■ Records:
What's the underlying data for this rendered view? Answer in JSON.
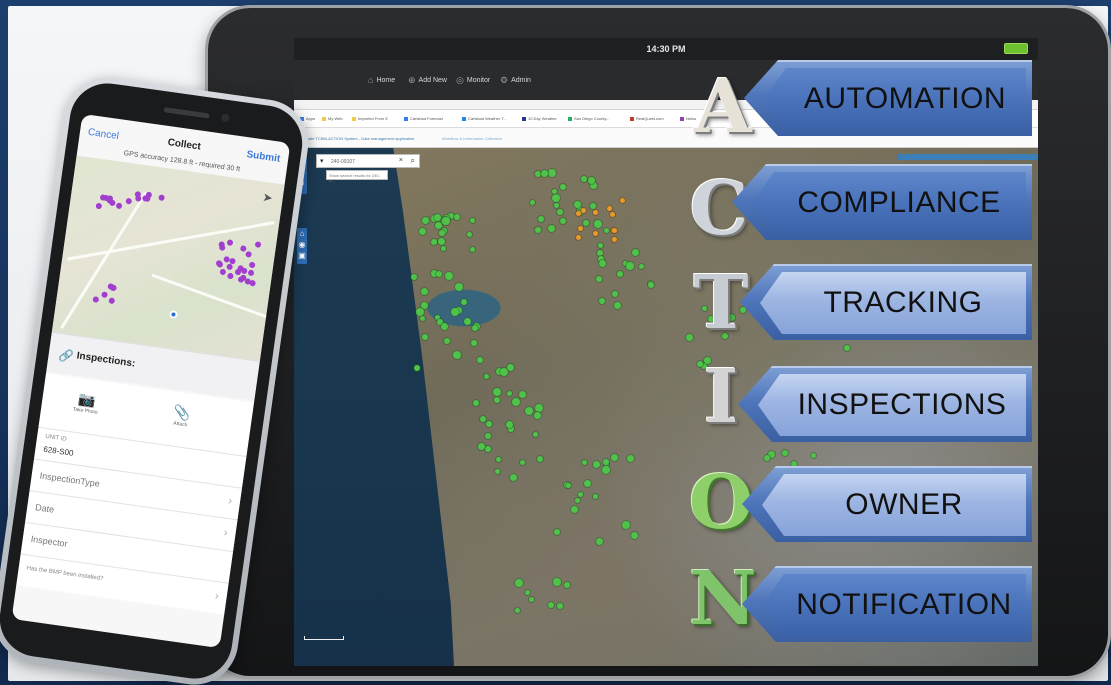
{
  "tablet": {
    "status_time": "14:30 PM",
    "nav": [
      "Home",
      "Add New",
      "Monitor",
      "Admin"
    ],
    "bookmarks": [
      "Apps",
      "My Web",
      "Imported From E",
      "Carlsbad Forecast",
      "Carlsbad Weather T...",
      "10 Day Weather",
      "San Diego County...",
      "RealQuest.com",
      "Nelso"
    ],
    "app_title": "Private TCBM-ACTION System - Data management application",
    "app_subtitle": "Workflow & Information Collection",
    "search_value": "240-09107",
    "search_suggestion": "Show search results for 240-0..."
  },
  "action": {
    "letters": [
      "A",
      "C",
      "T",
      "I",
      "O",
      "N"
    ],
    "banners": [
      "AUTOMATION",
      "COMPLIANCE",
      "TRACKING",
      "INSPECTIONS",
      "OWNER",
      "NOTIFICATION"
    ]
  },
  "colors": {
    "banner_blue": "#4f76ba",
    "marker_green": "#4fc24a",
    "marker_orange": "#e79a2c",
    "phone_marker": "#a23fcf"
  },
  "phone": {
    "cancel": "Cancel",
    "title": "Collect",
    "submit": "Submit",
    "gps": "GPS accuracy 128.8 ft - required 30 ft",
    "section_title": "Inspections:",
    "take_photo": "Take Photo",
    "attach": "Attach",
    "unit_label": "UNIT ID",
    "unit_value": "628-S00",
    "inspection_type": "InspectionType",
    "date": "Date",
    "inspector": "Inspector",
    "footer": "Has the BMP been installed?"
  }
}
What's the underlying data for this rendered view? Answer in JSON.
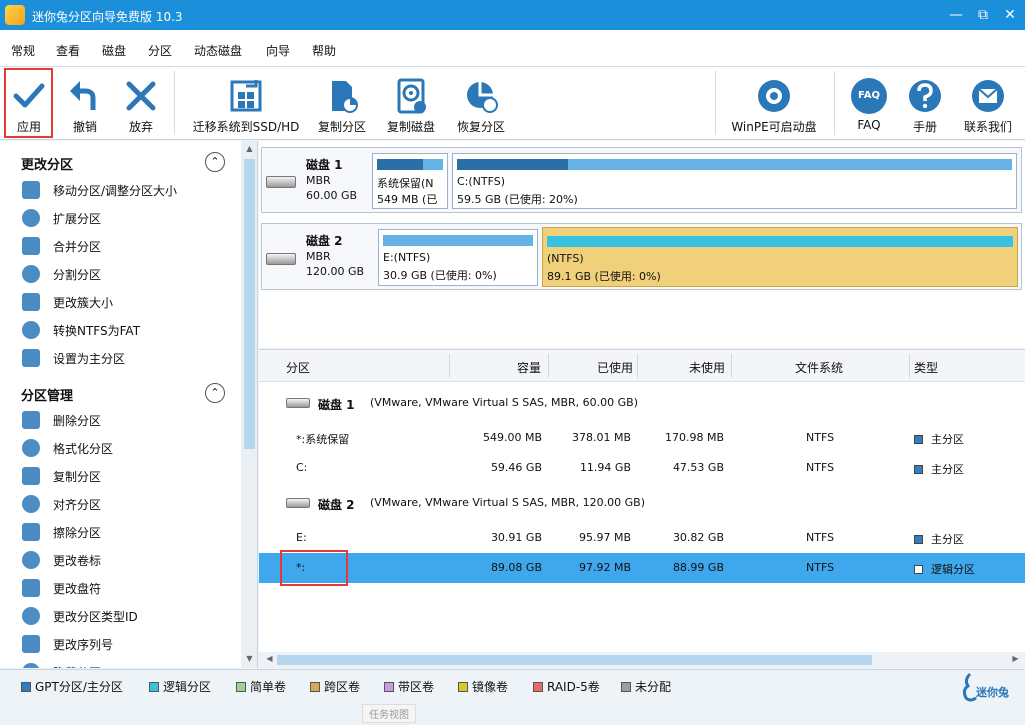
{
  "window": {
    "title": "迷你兔分区向导免费版 10.3"
  },
  "menu": [
    "常规",
    "查看",
    "磁盘",
    "分区",
    "动态磁盘",
    "向导",
    "帮助"
  ],
  "toolbar": {
    "apply": "应用",
    "undo": "撤销",
    "discard": "放弃",
    "migrate": "迁移系统到SSD/HD",
    "copy_partition": "复制分区",
    "copy_disk": "复制磁盘",
    "recover": "恢复分区",
    "winpe": "WinPE可启动盘",
    "faq": "FAQ",
    "manual": "手册",
    "contact": "联系我们",
    "faq_icon_text": "FAQ"
  },
  "left": {
    "sec1": "更改分区",
    "items1": [
      "移动分区/调整分区大小",
      "扩展分区",
      "合并分区",
      "分割分区",
      "更改簇大小",
      "转换NTFS为FAT",
      "设置为主分区"
    ],
    "sec2": "分区管理",
    "items2": [
      "删除分区",
      "格式化分区",
      "复制分区",
      "对齐分区",
      "擦除分区",
      "更改卷标",
      "更改盘符",
      "更改分区类型ID",
      "更改序列号",
      "隐藏分区"
    ]
  },
  "disks": [
    {
      "name": "磁盘 1",
      "type": "MBR",
      "size": "60.00 GB",
      "parts": [
        {
          "l1": "系统保留(N",
          "l2": "549 MB (已",
          "used": 0.69
        },
        {
          "l1": "C:(NTFS)",
          "l2": "59.5 GB (已使用: 20%)",
          "used": 0.2
        }
      ]
    },
    {
      "name": "磁盘 2",
      "type": "MBR",
      "size": "120.00 GB",
      "parts": [
        {
          "l1": "E:(NTFS)",
          "l2": "30.9 GB (已使用: 0%)",
          "used": 0.0
        },
        {
          "l1": "(NTFS)",
          "l2": "89.1 GB (已使用: 0%)",
          "used": 0.0
        }
      ]
    }
  ],
  "table": {
    "headers": [
      "分区",
      "容量",
      "已使用",
      "未使用",
      "文件系统",
      "类型"
    ],
    "disk1_label": "磁盘 1",
    "disk1_info": "(VMware, VMware Virtual S SAS, MBR, 60.00 GB)",
    "disk2_label": "磁盘 2",
    "disk2_info": "(VMware, VMware Virtual S SAS, MBR, 120.00 GB)",
    "rows": [
      {
        "name": "*:系统保留",
        "cap": "549.00 MB",
        "used": "378.01 MB",
        "free": "170.98 MB",
        "fs": "NTFS",
        "type": "主分区"
      },
      {
        "name": "C:",
        "cap": "59.46 GB",
        "used": "11.94 GB",
        "free": "47.53 GB",
        "fs": "NTFS",
        "type": "主分区"
      },
      {
        "name": "E:",
        "cap": "30.91 GB",
        "used": "95.97 MB",
        "free": "30.82 GB",
        "fs": "NTFS",
        "type": "主分区"
      },
      {
        "name": "*:",
        "cap": "89.08 GB",
        "used": "97.92 MB",
        "free": "88.99 GB",
        "fs": "NTFS",
        "type": "逻辑分区"
      }
    ]
  },
  "legend": [
    "GPT分区/主分区",
    "逻辑分区",
    "简单卷",
    "跨区卷",
    "带区卷",
    "镜像卷",
    "RAID-5卷",
    "未分配"
  ],
  "legend_colors": [
    "#2f7fc1",
    "#36c2e0",
    "#9ed19a",
    "#d9a65a",
    "#c89ae0",
    "#d6c92a",
    "#e86a6a",
    "#9e9e9e"
  ],
  "brand": "迷你兔",
  "tooltip": "任务视图",
  "colors": {
    "accent": "#1c8fdb",
    "selected": "#3fa8ec",
    "highlight_box": "#e53935",
    "logical_fill": "#f0d07a"
  }
}
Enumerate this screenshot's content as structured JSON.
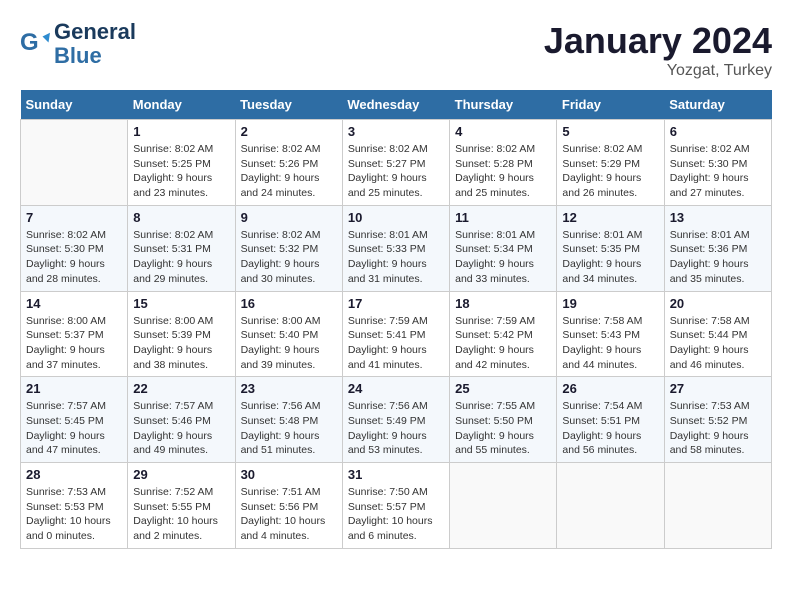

■ GOAL: How many lines of the entries above hold the string "VMware"? Reply with the number alone.

■ OUTPUT FOR THIS TASK: 2